Geolocation is another risk because nowadays, by our device (first of all the smartphones) it is very simple to find precise details on the location, for instance, digital photos. Inside each picture file there are some fields among them EXIF and GPS that contain the technical information about the photo and also the location where the picture was taken. If the user has not previously deactivated the geolocation service in the camera or smartphone, and the pictures have been published on a website or social network, anyone who views the photo can know exactly where the picture was taken and see who was there.

In this way, privacy could be compromised. When smartphones and other mobile devices are connected to the Internet, as they typically are, they contribute every day to the Internet of things, sending data ready to be used by other people.

• Liability for Data Breaches

In Europe, there are numerous national and European Community (EC) laws relating to personal data breaches. Hence, the Internet of Things also has effects on liability in cases where the data being collected and transmitted lacks the appropriate security measures. For example, Directive 2002/58/EC [15] states that: In case of a particular risk of a breach of the security of the network, the provider of a publicly available electronic communications service must inform the subscribers concerning such risk and, where the risk lies outside the scope of the measures to be taken by the service provider, of any possible remedies, including an indication of the likely costs involved.

Another risk is the loss of data during processing. The consequences entail, of course, liability for the data controller and data processor related to each particular situation. In fact, because the processing of personal data involves risks to the data in question (such as the loss of it), the EU Regulation n. 679/2016 on data protection contains an article requiring data controllers to conduct a data protection impact assessment (DPIA)^[5] an evaluation of data processing operations that pose particular risks to data subjects.

According to the Article 35, paragraph 1, of the EU Regulation n. 976/2016 (GDPR) ”Where a type of processing in particular using new technologies, and taking into account the nature, scope, context and purposes of the processing, is likely to result in a high risk to the rights and freedoms of natural persons, the controller shall, prior to the processing, carry out an assessment of the impact of the envisaged processing operations on the protection of personal data. A single assessment may address a set of similar processing operations that present similar high risks”.

ENTRIES →
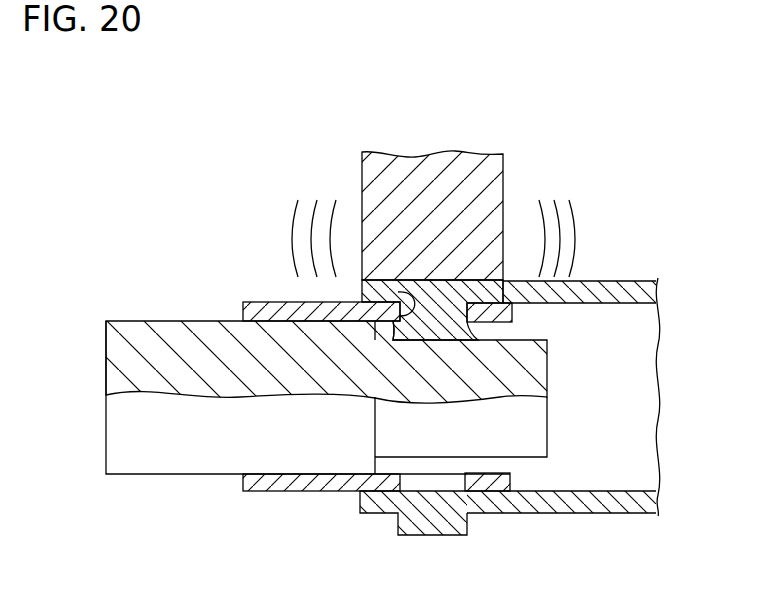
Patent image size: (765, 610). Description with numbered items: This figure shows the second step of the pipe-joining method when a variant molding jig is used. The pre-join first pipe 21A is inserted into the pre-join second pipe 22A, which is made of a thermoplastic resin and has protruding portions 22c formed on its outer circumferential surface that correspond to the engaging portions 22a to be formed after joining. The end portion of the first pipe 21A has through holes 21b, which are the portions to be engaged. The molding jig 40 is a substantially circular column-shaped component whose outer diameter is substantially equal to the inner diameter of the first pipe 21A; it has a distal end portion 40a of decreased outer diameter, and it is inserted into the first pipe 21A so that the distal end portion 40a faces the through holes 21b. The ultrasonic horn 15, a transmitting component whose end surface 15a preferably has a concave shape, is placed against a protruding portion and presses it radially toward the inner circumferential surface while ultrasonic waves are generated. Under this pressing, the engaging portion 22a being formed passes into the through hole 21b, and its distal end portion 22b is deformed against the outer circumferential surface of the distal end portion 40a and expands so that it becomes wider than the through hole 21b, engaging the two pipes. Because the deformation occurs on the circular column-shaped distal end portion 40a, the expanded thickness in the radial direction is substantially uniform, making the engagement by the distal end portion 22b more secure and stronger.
* * *
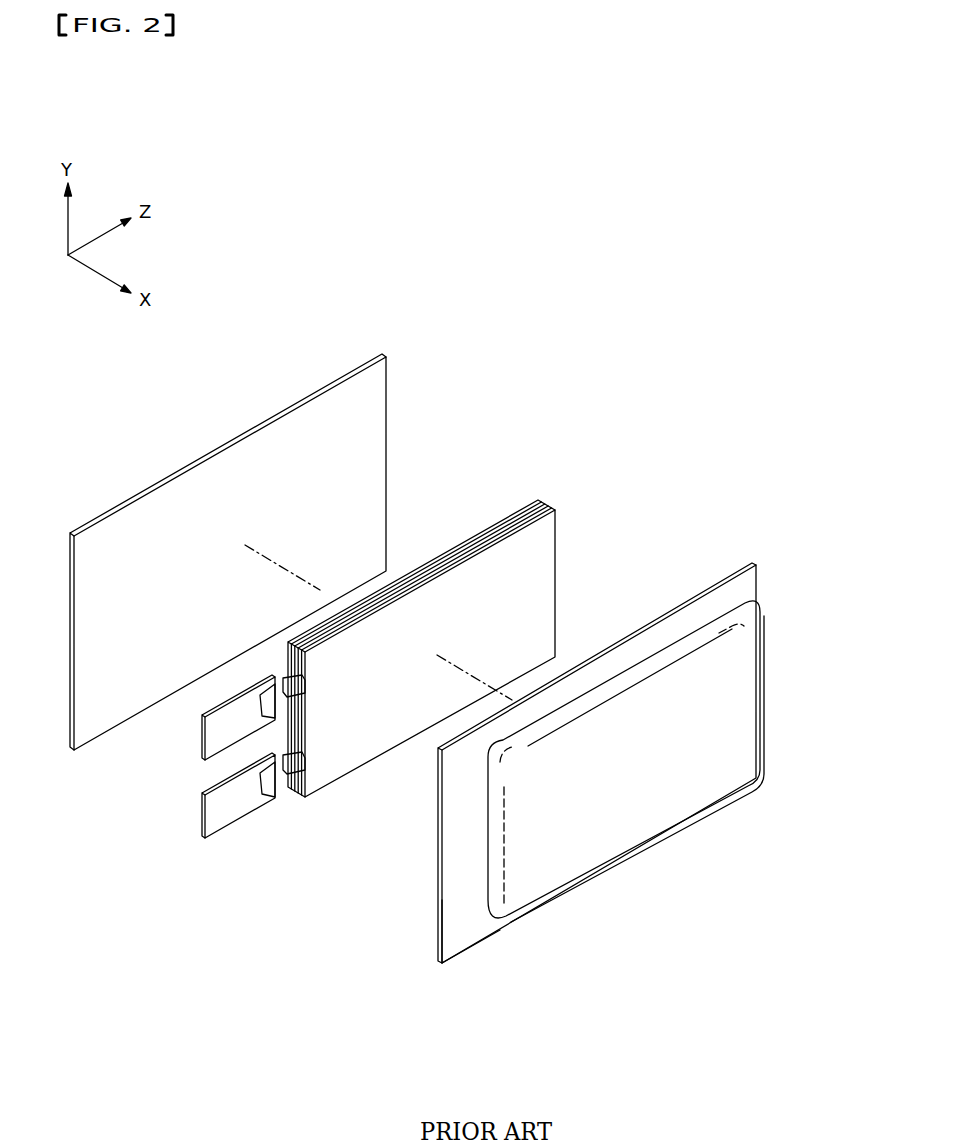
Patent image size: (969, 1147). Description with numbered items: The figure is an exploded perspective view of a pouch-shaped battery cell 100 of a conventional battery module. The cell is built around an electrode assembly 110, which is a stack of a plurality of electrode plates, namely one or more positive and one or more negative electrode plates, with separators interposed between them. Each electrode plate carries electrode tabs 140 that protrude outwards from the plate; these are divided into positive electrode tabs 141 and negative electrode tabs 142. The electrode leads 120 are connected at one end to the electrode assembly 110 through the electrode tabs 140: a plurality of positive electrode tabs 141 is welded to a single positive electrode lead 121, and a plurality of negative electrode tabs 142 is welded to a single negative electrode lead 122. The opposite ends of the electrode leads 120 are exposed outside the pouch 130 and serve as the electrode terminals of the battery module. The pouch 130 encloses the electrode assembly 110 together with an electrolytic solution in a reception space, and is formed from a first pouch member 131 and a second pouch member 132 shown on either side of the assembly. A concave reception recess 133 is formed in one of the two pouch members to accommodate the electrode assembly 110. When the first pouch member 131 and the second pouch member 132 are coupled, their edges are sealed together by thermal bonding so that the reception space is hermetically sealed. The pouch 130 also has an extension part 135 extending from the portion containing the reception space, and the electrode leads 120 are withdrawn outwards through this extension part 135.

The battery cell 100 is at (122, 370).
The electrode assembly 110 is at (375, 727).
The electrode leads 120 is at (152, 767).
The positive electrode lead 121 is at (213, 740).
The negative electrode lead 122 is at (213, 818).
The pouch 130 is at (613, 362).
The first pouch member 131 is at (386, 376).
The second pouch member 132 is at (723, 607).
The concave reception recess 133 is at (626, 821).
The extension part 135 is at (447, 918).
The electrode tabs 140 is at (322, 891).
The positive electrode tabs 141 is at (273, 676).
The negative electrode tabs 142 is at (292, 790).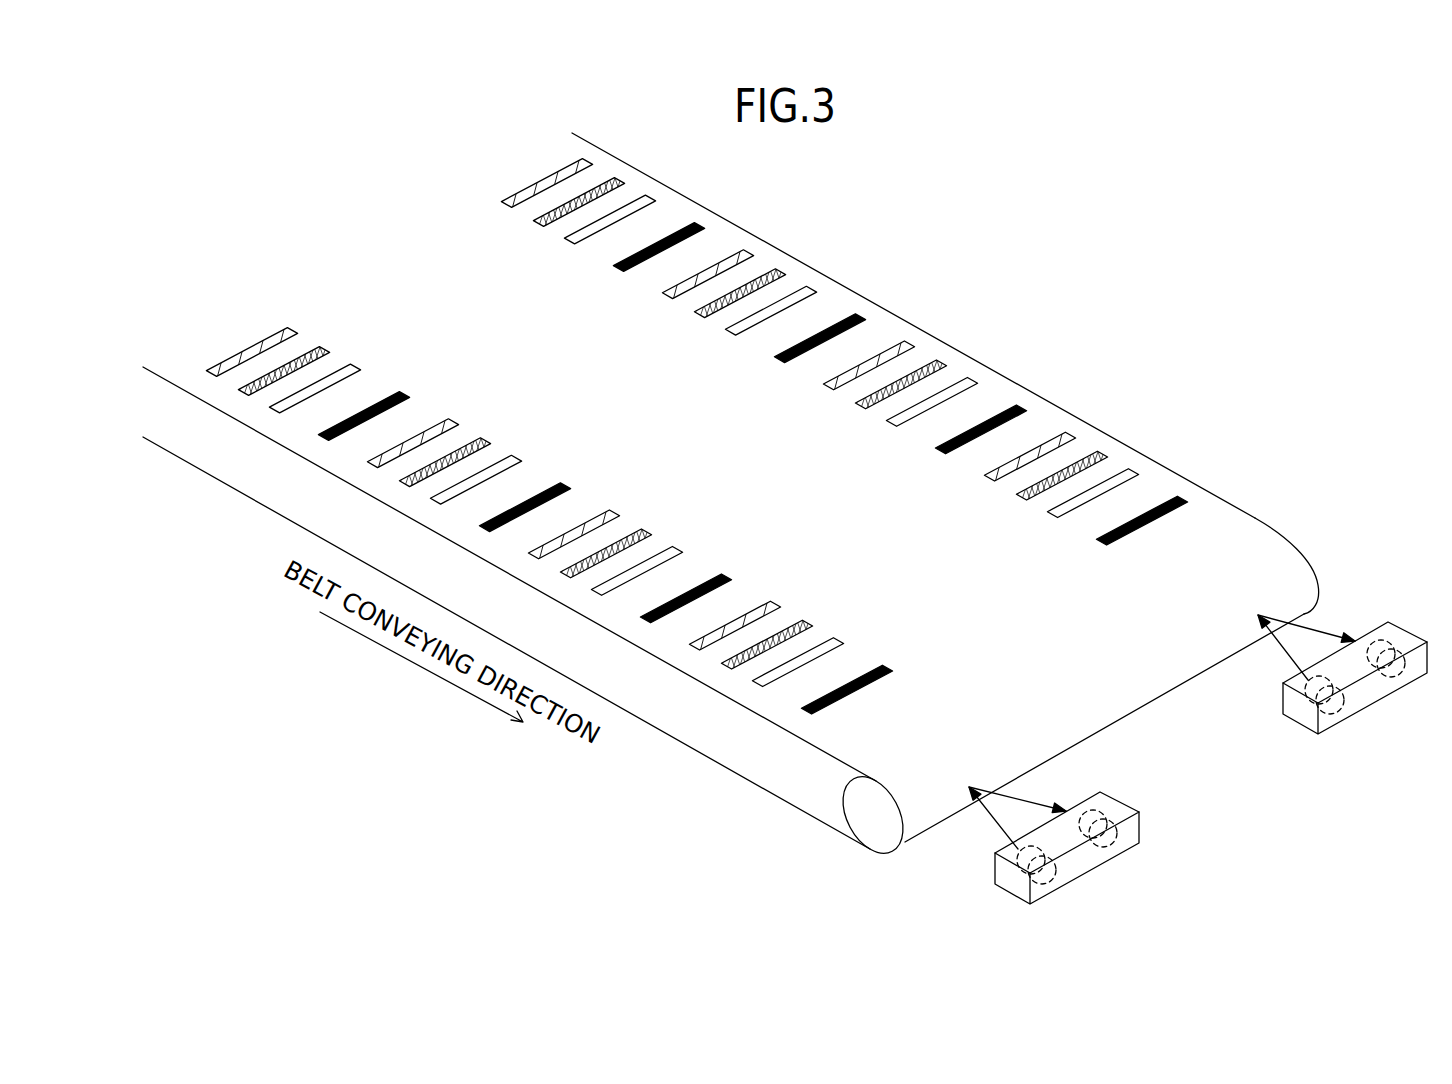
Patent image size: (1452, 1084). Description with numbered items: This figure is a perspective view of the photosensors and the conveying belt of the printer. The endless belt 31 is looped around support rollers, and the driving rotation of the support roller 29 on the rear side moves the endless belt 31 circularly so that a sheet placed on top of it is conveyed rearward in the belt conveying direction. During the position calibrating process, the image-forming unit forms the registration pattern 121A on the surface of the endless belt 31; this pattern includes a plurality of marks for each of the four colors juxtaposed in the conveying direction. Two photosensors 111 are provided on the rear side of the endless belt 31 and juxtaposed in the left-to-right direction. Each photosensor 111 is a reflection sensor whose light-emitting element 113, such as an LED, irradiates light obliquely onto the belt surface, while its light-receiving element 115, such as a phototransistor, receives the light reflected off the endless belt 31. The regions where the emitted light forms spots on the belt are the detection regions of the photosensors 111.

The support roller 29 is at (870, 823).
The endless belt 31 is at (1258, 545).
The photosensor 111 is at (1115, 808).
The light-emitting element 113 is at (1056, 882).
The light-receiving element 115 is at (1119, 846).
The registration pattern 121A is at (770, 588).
...
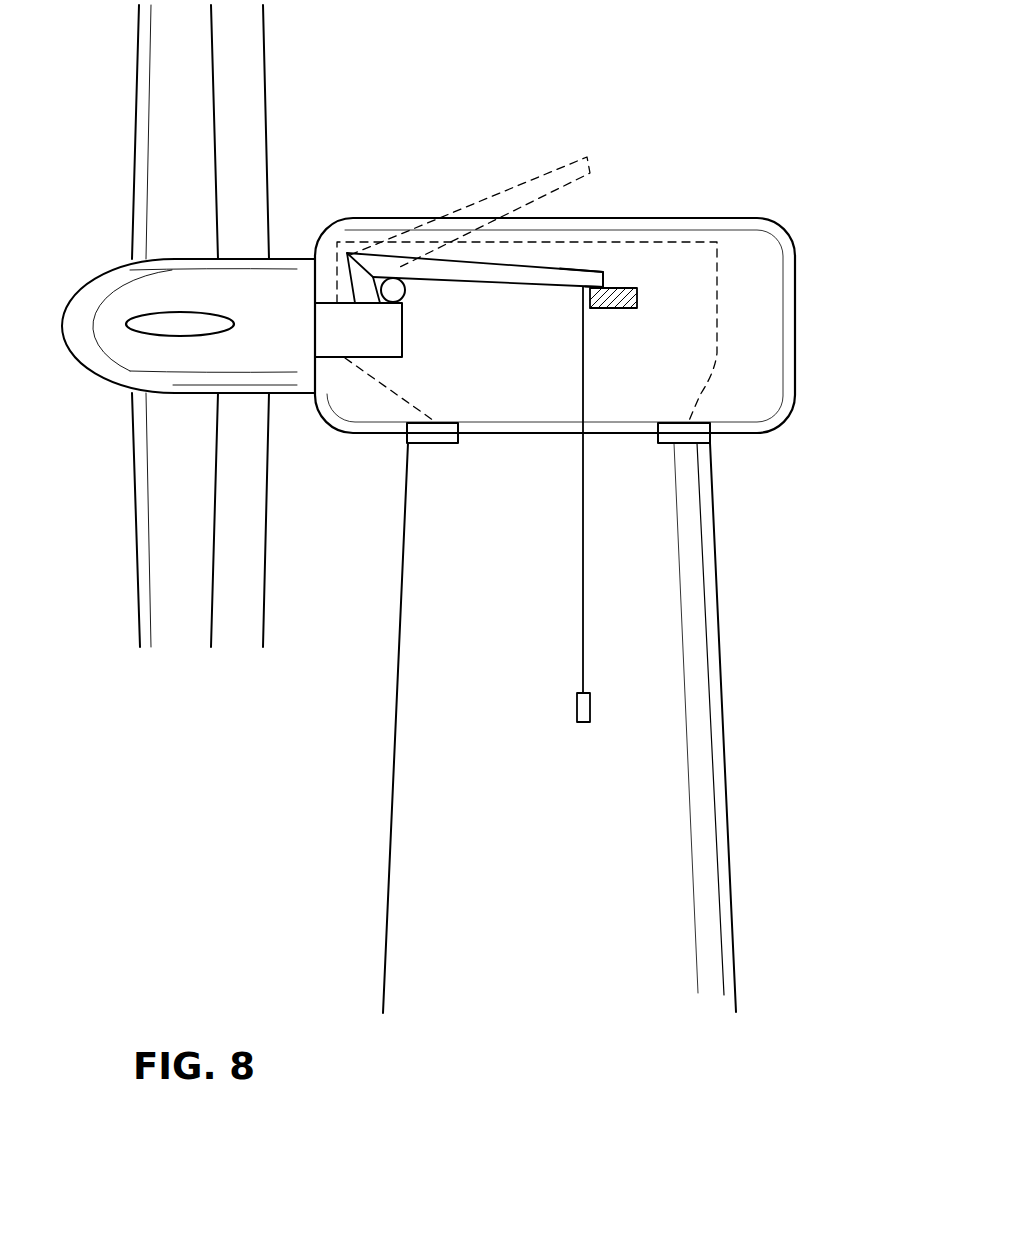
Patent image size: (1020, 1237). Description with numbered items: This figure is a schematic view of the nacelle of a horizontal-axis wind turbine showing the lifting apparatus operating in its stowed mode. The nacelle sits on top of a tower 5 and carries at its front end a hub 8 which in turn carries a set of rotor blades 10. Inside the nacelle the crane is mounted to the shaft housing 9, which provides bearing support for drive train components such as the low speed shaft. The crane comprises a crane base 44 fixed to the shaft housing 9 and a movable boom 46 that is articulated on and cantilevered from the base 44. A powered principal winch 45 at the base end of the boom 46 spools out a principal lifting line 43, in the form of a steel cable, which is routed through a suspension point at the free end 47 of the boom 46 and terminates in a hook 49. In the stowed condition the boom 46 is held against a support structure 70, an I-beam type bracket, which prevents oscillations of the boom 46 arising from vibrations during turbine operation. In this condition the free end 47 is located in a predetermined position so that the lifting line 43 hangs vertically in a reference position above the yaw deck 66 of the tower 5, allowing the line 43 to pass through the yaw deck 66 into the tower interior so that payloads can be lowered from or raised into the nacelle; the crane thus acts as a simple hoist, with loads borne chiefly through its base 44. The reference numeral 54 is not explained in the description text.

GOALS →
**A.** Transcribe the stretch of the passage on Internet of Things privacy risks from "Geolocation is another" through "by other people.".
**B.** Pick up the passage on Internet of Things privacy risks after its last sentence and continue it.

TASK-BY-TASK ANSWERS →
**A.**
Geolocation is another risk because nowadays, by our device (first of all the smartphones) it is very simple to find precise details on the location, for instance, digital photos. Inside each picture file there are some fields among them EXIF and GPS that contain the technical information about the photo and also the location where the picture was taken. If the user has not previously deactivated the geolocation service in the camera or smartphone, and the pictures have been published on a website or social network, anyone who views the photo can know exactly where the picture was taken and see who was there.

In this way, privacy could be compromised. When smartphones and other mobile devices are connected to the Internet, as they typically are, they contribute every day to the Internet of things, sending data ready to be used by other people.

**B.**
This is the law prescription on the need to conduct a data protection impact assessment (DPIA) in some cases. This preventive action could avoid or reduce risks for the fundamental rights such as data protection and privacy. This demonstrates as is crucial to pay attention to security and privacy in any project development.

3.2. Blockchain: what about privacy?

The blockchain ”is a shared, immutable ledger for recording the history of transactions” [16]; it is a ledger of records. The blockchain was imagined by Satoshi Nakamoto [17]. Blockchain works as a distributed database, and its structure guarantees any modification or alteration due to the strong link and timestamp among each block.

The blockchain was theorised thinking to the web of trust principles and, hence, based on the consensus according to the proof of work concept related to the

computational power made available by each one. Subsequently, the participation in the blockchain processes has been revised in terms of proof of stake according to the amount of cryptocurrency hold of each one. Given that, nowadays we can have different kind of participation in the blockchain consensus (proof of work proof od stake), and according to the solution adopted, it will determined the blockchain governance. Furthermore, it is possible to distinguish three different kinds of blockchain:

1. Public blockchain;
2. Consortium blockchain;
3. Private blockchain [18]

The main differences are essentially related to the permission to write the blocks and participate in the consensus processes. The blockchain can be used to provide services, such as the guarantee about the personal identity. It is possible to implement an application for the electronic identification (eID) through which to store, securely in each block of the block- chain, the personal information that could be used to know with certainty the identity of a person. The blockchain can be also used for public services by the Public Bodies or to storage securely and without risks of modification electronic documents or any other resource.

The blockchain poses problems related to data protection and privacy, considering them as two different concepts (but they are rights). It is a field well-known by the engineers and developers, but often ad- dressed only increasing the security measures instead of considering the data protection and privacy law. Regarding privacy, Satoshi Nakamoto [17] argues that ”privacy can still be maintained by breaking the flow of information in another place: by keeping public keys anonymous”. However, the author says also that ”The risk is that if the owner of a key is revealed, linking could reveal other transactions that belonged to the same owner”. That represents a significant chink in the privacy perspective. Ensuring privacy and data protection is one of the main aims of any project which has to address ”by design”, not leaving any possibility to compromise personal data and/or personal information. Axon [19] argues that privacy issues can be dealt with ”privacyawareness” enabling ”two levels of anonymity: total anonymity, and anonymity to the neighbour group level”. However, ”privacy-awareness” do not seem a valid solution because this way it is not enough to be compliance with the EU GDPR, according to the Article 25 (Data protection by design and by default). In another technical contribution [20] you read

”Maintaining privacy on the blockchain is a complicated issue”. The authors propose ”A couple of ways to mitigate but not completely eliminate this issue, if privacy is important for the considered application”. Privacy is certainly important on the blockchain, and for this reason, it would be better to address the issue finding a ”legal” solution to be compliance with the law.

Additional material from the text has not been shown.